-- START OF INPUT --

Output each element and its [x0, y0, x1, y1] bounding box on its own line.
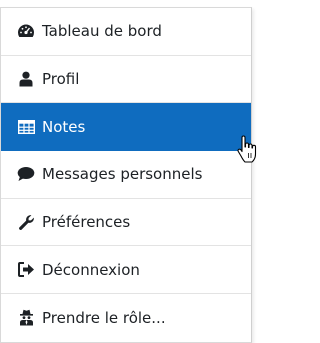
comment-icon [17, 165, 35, 183]
dashboard-icon [17, 22, 35, 40]
wrench-icon [17, 213, 35, 231]
menu-item-label: Préférences [42, 213, 131, 232]
menu-item-grades[interactable]: Notes [1, 103, 251, 152]
sign-out-icon [17, 261, 35, 279]
menu-item-profile[interactable]: Profil [1, 56, 251, 104]
menu-item-switch-role[interactable]: Prendre le rôle... [1, 294, 251, 342]
menu-item-preferences[interactable]: Préférences [1, 199, 251, 247]
menu-item-label: Profil [42, 70, 80, 89]
menu-item-dashboard[interactable]: Tableau de bord [1, 8, 251, 56]
menu-item-messages[interactable]: Messages personnels [1, 151, 251, 199]
user-menu-dropdown: Tableau de bord Profil Notes Messages pe… [0, 7, 252, 343]
user-icon [17, 70, 35, 88]
menu-item-label: Déconnexion [42, 260, 140, 279]
user-secret-icon [17, 309, 35, 327]
table-icon [17, 118, 35, 136]
menu-item-logout[interactable]: Déconnexion [1, 246, 251, 295]
menu-item-label: Notes [42, 117, 86, 136]
menu-item-label: Tableau de bord [42, 22, 162, 41]
menu-item-label: Prendre le rôle... [42, 308, 166, 327]
menu-item-label: Messages personnels [42, 165, 203, 184]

-- END OF INPUT --

**TASK DIRECTIONS**
Write out every line above word for word, omitting the picture.

**SOLUTION TO THIS TASK**
Output each element and its [x0, y0, x1, y1] bounding box on its own line.
comment-icon [17, 165, 35, 183]
dashboard-icon [17, 22, 35, 40]
wrench-icon [17, 213, 35, 231]
menu-item-label: Préférences [42, 213, 131, 232]
menu-item-grades[interactable]: Notes [1, 103, 251, 152]
sign-out-icon [17, 261, 35, 279]
menu-item-profile[interactable]: Profil [1, 56, 251, 104]
menu-item-switch-role[interactable]: Prendre le rôle... [1, 294, 251, 342]
menu-item-preferences[interactable]: Préférences [1, 199, 251, 247]
menu-item-label: Profil [42, 70, 80, 89]
menu-item-dashboard[interactable]: Tableau de bord [1, 8, 251, 56]
menu-item-messages[interactable]: Messages personnels [1, 151, 251, 199]
user-menu-dropdown: Tableau de bord Profil Notes Messages pe… [0, 7, 252, 343]
user-icon [17, 70, 35, 88]
menu-item-label: Déconnexion [42, 260, 140, 279]
user-secret-icon [17, 309, 35, 327]
table-icon [17, 118, 35, 136]
menu-item-logout[interactable]: Déconnexion [1, 246, 251, 295]
menu-item-label: Notes [42, 117, 86, 136]
menu-item-label: Tableau de bord [42, 22, 162, 41]
menu-item-label: Prendre le rôle... [42, 308, 166, 327]
menu-item-label: Messages personnels [42, 165, 203, 184]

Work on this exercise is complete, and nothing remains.